Your task is to copy every line of this material exactly.

— Begin Data lines —

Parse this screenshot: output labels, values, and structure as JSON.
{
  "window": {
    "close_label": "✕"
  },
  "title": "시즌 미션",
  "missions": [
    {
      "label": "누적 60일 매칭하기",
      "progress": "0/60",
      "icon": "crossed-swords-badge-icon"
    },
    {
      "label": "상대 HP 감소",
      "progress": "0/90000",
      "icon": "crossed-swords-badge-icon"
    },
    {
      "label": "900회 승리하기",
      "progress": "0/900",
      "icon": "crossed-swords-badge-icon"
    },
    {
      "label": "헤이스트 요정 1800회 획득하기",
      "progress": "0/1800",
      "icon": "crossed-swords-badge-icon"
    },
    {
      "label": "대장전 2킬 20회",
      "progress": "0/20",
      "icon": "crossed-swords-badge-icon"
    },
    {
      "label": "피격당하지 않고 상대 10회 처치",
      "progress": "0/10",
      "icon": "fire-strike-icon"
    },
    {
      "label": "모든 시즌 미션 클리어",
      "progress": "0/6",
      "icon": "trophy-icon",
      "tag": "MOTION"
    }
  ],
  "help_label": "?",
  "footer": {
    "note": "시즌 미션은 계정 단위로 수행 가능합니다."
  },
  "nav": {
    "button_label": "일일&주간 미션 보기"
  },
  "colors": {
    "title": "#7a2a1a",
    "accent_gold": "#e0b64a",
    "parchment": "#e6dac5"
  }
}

— End Data lines —

◆ Worked answer:
Parse this screenshot: output labels, values, and structure as JSON.
{
  "window": {
    "close_label": "✕"
  },
  "title": "시즌 미션",
  "missions": [
    {
      "label": "누적 60일 매칭하기",
      "progress": "0/60",
      "icon": "crossed-swords-badge-icon"
    },
    {
      "label": "상대 HP 감소",
      "progress": "0/90000",
      "icon": "crossed-swords-badge-icon"
    },
    {
      "label": "900회 승리하기",
      "progress": "0/900",
      "icon": "crossed-swords-badge-icon"
    },
    {
      "label": "헤이스트 요정 1800회 획득하기",
      "progress": "0/1800",
      "icon": "crossed-swords-badge-icon"
    },
    {
      "label": "대장전 2킬 20회",
      "progress": "0/20",
      "icon": "crossed-swords-badge-icon"
    },
    {
      "label": "피격당하지 않고 상대 10회 처치",
      "progress": "0/10",
      "icon": "fire-strike-icon"
    },
    {
      "label": "모든 시즌 미션 클리어",
      "progress": "0/6",
      "icon": "trophy-icon",
      "tag": "MOTION"
    }
  ],
  "help_label": "?",
  "footer": {
    "note": "시즌 미션은 계정 단위로 수행 가능합니다."
  },
  "nav": {
    "button_label": "일일&주간 미션 보기"
  },
  "colors": {
    "title": "#7a2a1a",
    "accent_gold": "#e0b64a",
    "parchment": "#e6dac5"
  }
}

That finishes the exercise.